> _TASK TO CARRY OUT_
Take each line that has the word "thumbs" and return it.

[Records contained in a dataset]
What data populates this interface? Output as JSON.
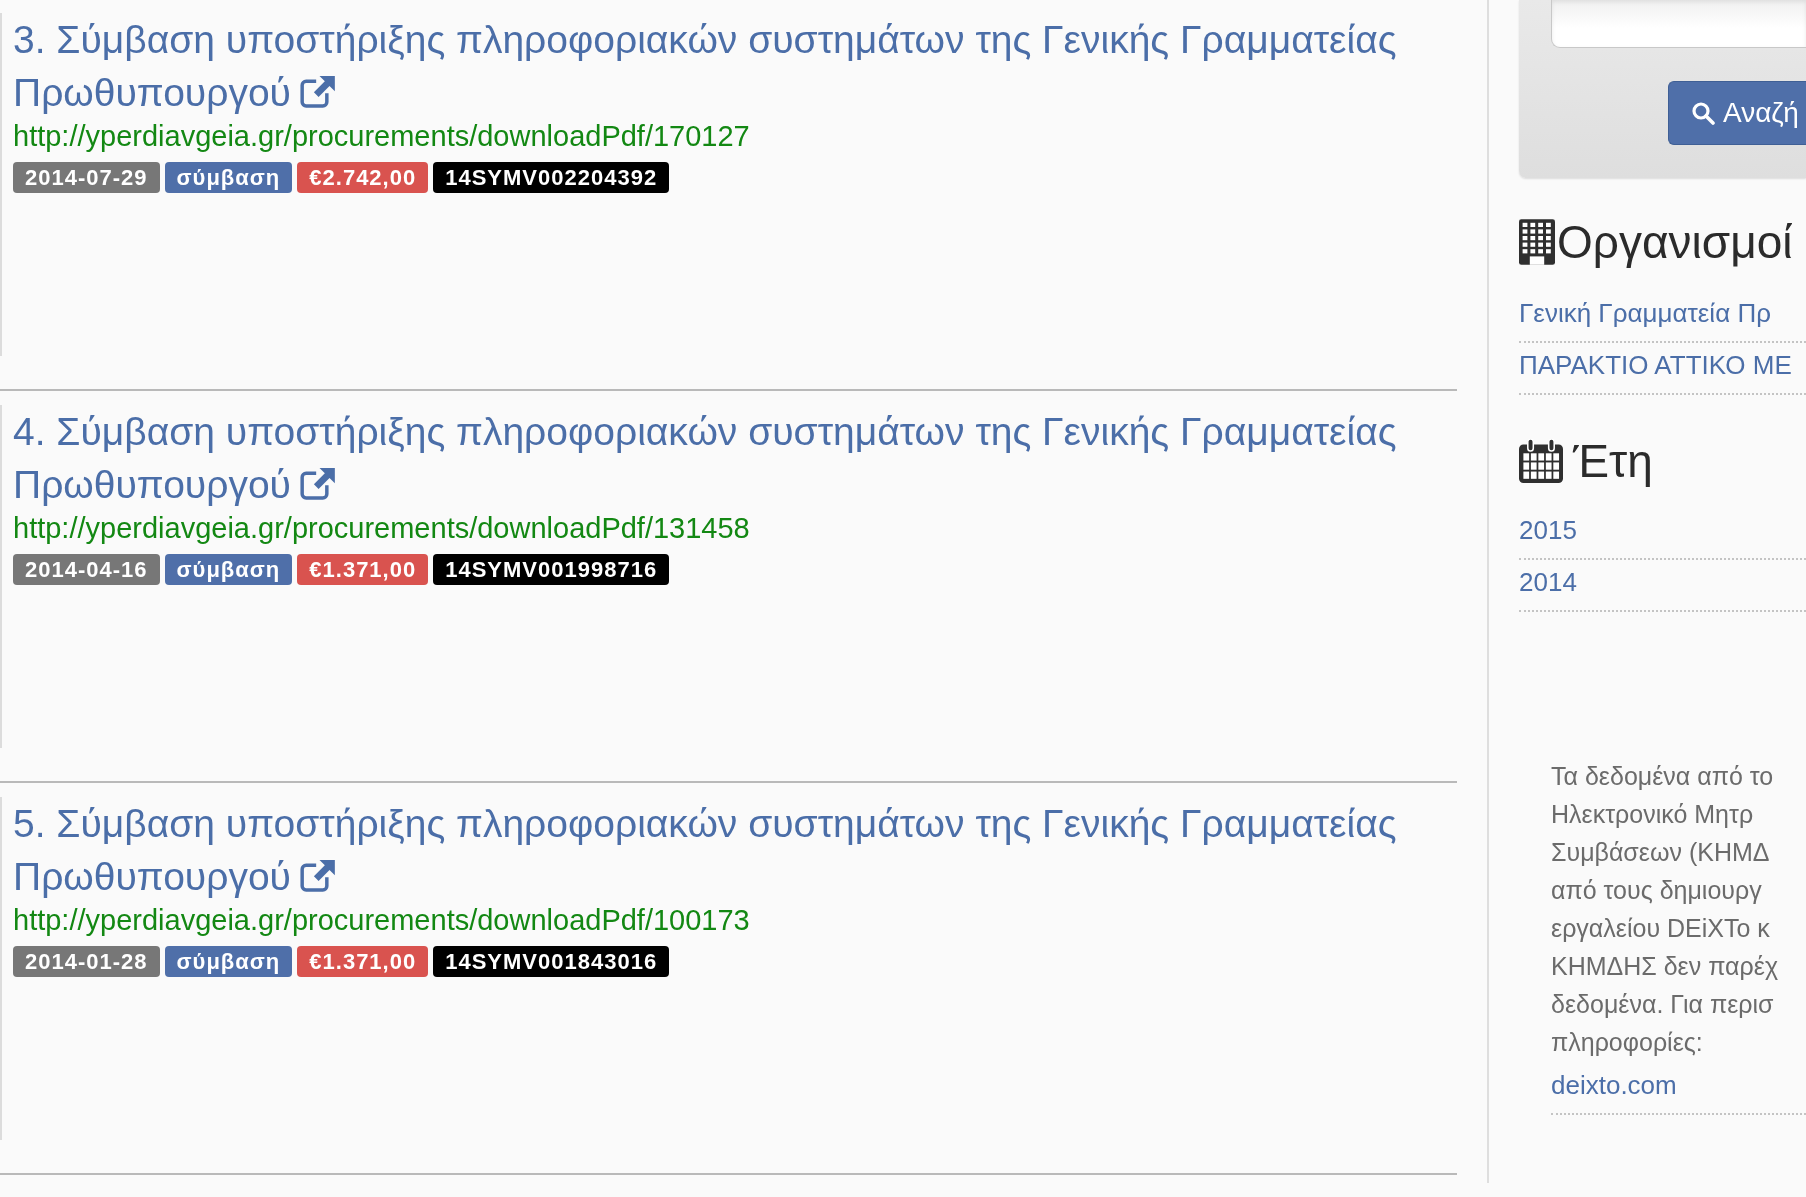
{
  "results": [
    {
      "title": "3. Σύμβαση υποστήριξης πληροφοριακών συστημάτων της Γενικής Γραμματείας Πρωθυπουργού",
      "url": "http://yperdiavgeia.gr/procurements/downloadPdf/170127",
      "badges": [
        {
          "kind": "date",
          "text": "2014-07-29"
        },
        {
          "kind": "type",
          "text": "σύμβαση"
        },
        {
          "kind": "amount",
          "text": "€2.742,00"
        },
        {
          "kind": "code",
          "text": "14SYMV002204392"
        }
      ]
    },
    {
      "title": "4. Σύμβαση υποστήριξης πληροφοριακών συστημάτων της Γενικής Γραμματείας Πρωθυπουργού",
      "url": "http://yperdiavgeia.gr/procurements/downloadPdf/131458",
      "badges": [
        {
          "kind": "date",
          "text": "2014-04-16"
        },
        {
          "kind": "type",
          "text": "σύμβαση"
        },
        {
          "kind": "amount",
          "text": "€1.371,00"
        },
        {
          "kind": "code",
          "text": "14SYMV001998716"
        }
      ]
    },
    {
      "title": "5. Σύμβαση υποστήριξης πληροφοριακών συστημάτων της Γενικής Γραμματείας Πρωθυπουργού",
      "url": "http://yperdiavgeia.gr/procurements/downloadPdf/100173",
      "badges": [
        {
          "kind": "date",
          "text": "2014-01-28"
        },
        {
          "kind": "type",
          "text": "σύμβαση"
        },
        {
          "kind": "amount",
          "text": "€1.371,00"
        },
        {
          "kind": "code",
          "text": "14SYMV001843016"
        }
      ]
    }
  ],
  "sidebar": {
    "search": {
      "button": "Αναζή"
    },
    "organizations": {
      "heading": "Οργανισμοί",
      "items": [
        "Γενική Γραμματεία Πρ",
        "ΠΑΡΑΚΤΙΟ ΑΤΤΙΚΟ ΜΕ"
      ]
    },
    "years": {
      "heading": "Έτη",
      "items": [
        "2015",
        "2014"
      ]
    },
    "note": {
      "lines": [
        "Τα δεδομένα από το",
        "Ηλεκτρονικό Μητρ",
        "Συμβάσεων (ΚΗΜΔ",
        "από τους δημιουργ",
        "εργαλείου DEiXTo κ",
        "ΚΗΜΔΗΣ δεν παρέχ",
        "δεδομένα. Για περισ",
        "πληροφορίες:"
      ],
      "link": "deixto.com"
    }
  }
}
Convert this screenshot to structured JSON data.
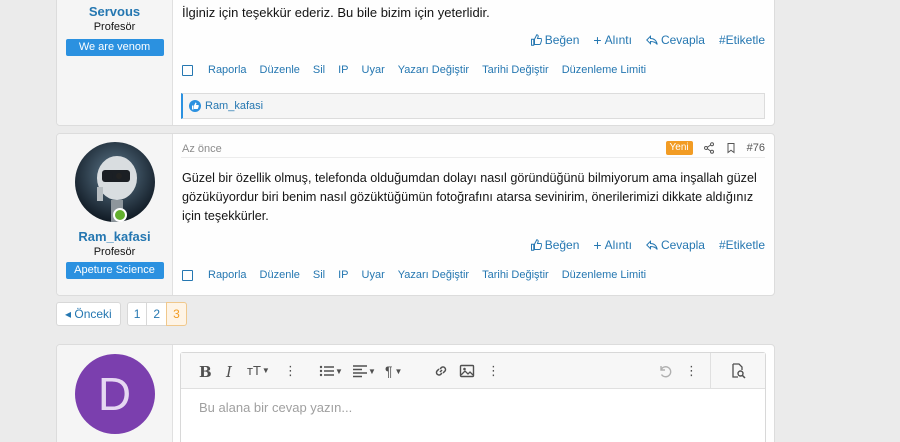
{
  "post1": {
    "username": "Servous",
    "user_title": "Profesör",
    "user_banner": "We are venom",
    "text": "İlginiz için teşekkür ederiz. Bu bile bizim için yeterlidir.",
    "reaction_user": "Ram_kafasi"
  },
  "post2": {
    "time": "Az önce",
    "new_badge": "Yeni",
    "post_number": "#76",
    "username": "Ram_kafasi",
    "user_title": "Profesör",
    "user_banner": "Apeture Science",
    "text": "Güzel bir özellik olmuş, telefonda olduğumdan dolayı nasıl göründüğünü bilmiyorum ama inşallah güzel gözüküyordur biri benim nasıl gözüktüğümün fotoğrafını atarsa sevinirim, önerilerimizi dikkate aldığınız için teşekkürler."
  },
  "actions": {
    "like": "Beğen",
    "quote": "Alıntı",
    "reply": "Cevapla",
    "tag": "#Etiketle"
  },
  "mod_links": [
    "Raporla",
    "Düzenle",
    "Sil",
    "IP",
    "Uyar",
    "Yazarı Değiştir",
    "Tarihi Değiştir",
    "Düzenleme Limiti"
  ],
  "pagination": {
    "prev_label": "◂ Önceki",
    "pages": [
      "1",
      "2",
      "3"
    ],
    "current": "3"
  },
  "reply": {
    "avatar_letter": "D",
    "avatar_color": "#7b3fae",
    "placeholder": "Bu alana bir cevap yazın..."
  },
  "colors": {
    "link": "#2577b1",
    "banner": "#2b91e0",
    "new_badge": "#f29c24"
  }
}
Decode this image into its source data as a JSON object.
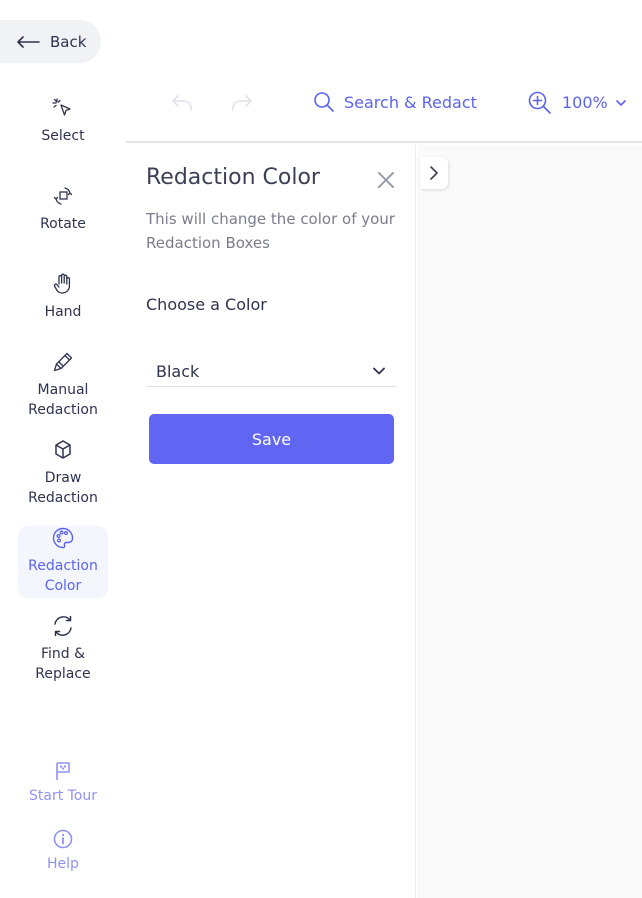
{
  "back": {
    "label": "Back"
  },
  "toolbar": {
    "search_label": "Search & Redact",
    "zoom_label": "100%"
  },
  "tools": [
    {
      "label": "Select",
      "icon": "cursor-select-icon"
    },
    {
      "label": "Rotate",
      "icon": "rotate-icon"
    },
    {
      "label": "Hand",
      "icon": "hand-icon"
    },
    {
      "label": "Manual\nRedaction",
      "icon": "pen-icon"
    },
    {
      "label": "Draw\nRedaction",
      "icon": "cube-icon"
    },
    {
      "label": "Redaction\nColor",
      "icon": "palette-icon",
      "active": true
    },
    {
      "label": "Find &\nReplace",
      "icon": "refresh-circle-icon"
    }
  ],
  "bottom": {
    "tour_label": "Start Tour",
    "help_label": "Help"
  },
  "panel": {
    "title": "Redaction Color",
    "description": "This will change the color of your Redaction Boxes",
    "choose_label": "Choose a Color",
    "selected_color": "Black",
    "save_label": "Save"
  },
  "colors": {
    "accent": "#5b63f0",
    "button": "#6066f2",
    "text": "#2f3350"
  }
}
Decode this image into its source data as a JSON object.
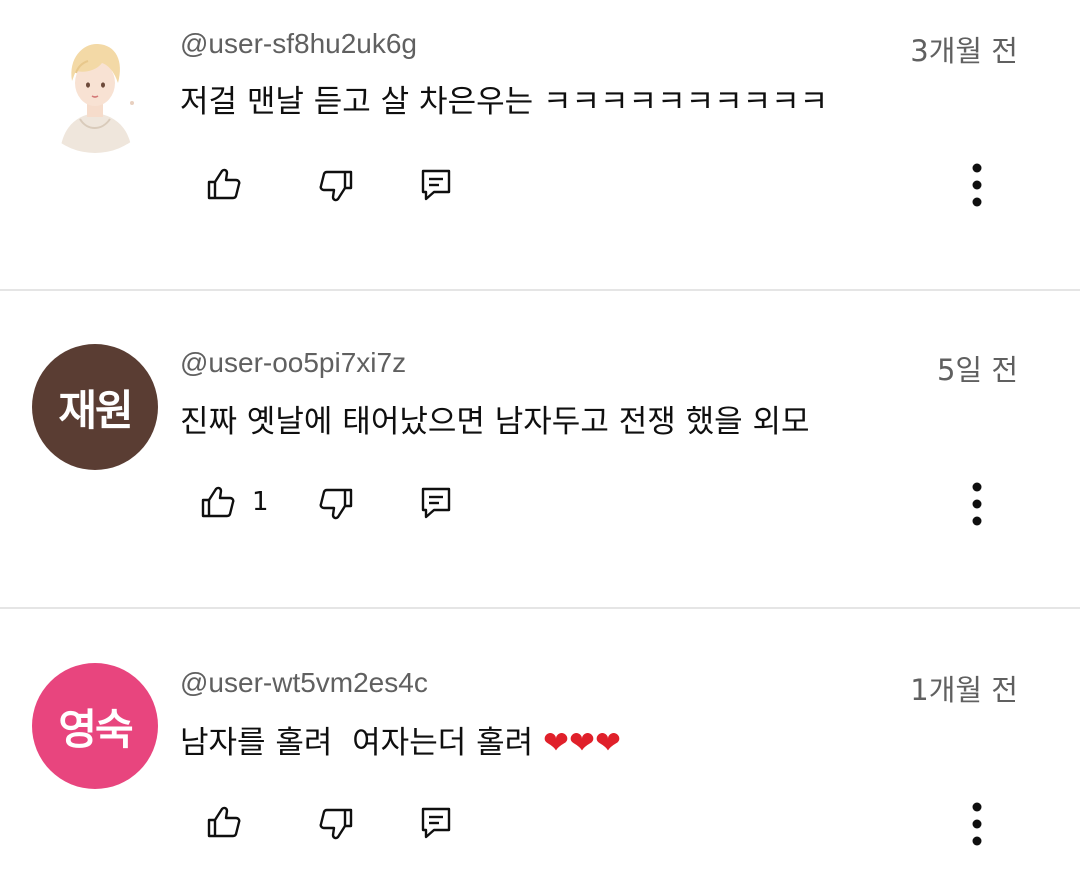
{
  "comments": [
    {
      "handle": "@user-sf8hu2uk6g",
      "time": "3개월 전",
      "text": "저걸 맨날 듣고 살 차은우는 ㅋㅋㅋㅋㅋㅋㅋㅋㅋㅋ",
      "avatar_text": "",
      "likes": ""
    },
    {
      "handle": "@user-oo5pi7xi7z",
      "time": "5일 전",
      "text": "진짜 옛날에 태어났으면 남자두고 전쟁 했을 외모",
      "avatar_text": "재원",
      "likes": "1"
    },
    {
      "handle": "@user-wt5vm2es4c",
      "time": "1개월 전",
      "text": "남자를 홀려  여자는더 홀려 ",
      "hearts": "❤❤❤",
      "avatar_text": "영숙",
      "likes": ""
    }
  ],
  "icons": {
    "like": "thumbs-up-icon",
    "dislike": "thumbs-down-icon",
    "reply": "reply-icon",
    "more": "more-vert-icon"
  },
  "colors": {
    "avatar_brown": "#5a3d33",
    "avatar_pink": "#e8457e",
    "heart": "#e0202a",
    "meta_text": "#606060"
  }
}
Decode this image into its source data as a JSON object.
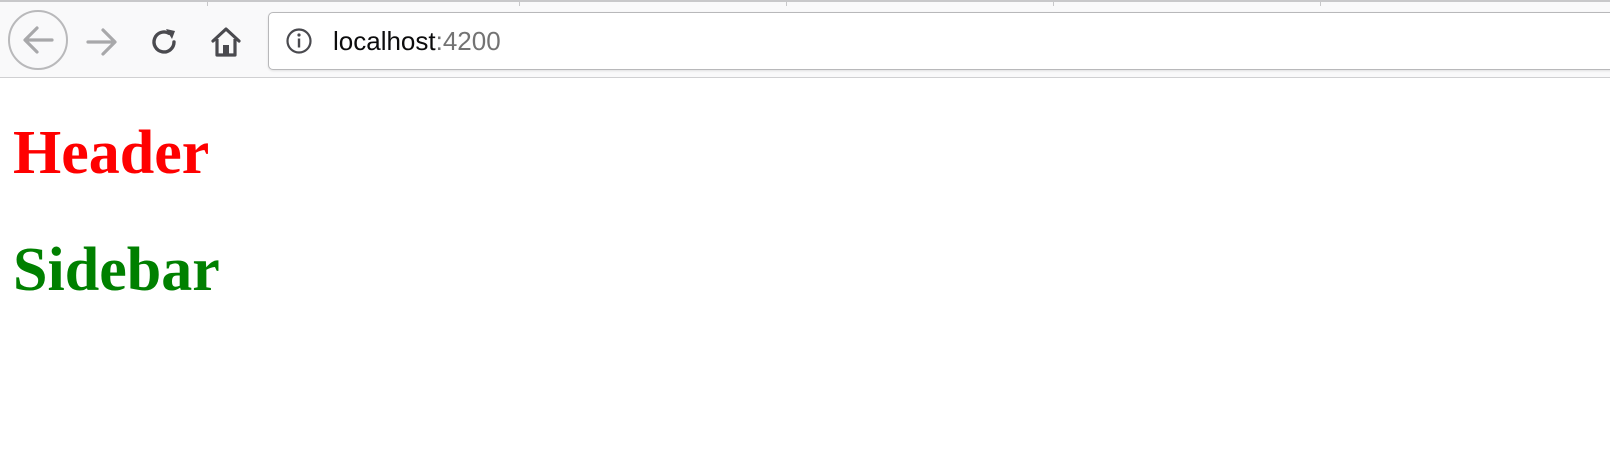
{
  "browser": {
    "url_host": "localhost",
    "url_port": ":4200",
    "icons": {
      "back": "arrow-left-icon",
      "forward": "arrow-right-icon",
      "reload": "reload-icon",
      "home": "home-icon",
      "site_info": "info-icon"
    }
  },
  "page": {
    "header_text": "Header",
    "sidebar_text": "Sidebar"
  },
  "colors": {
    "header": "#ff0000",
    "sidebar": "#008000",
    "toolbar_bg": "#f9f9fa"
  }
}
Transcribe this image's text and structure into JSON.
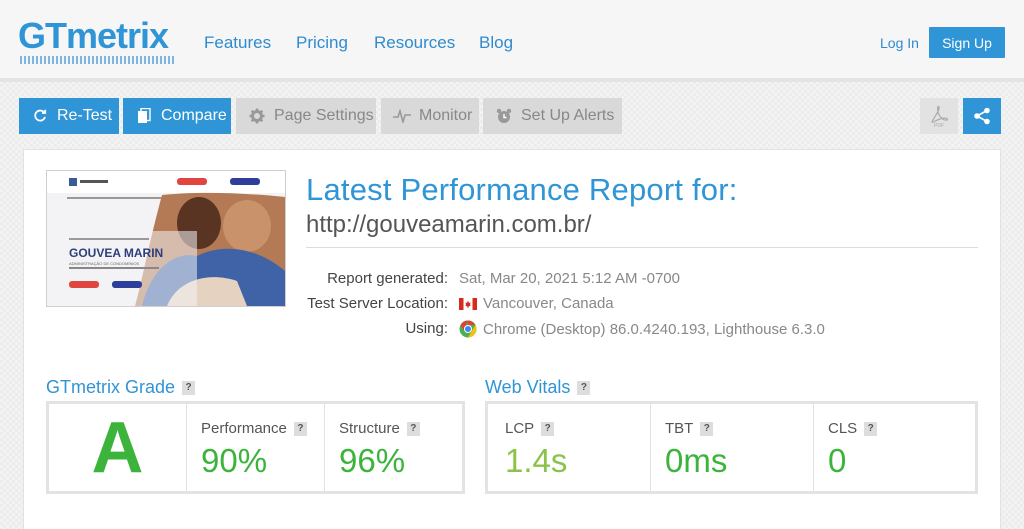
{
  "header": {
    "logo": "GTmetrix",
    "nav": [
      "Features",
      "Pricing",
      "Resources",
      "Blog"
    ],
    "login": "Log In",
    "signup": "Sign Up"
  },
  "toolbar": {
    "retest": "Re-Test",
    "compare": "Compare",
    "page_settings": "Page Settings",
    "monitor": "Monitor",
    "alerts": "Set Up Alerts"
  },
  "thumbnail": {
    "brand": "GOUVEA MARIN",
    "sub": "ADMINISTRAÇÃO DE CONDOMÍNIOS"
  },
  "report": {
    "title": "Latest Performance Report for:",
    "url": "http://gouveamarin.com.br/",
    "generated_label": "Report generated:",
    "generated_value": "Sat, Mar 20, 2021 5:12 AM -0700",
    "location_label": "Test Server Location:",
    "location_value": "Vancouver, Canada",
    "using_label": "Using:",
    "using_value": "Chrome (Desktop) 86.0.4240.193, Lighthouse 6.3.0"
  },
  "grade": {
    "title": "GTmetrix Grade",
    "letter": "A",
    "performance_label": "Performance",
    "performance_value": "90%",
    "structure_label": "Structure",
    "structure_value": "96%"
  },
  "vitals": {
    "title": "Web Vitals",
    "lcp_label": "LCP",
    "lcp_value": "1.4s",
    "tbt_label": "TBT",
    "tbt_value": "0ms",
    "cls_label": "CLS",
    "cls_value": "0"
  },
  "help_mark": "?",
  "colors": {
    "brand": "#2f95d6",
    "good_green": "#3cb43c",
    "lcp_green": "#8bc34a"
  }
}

> _EXERCISE ANSWER_
    "like": "thumbs-up-icon",
    "dislike": "thumbs-down-icon",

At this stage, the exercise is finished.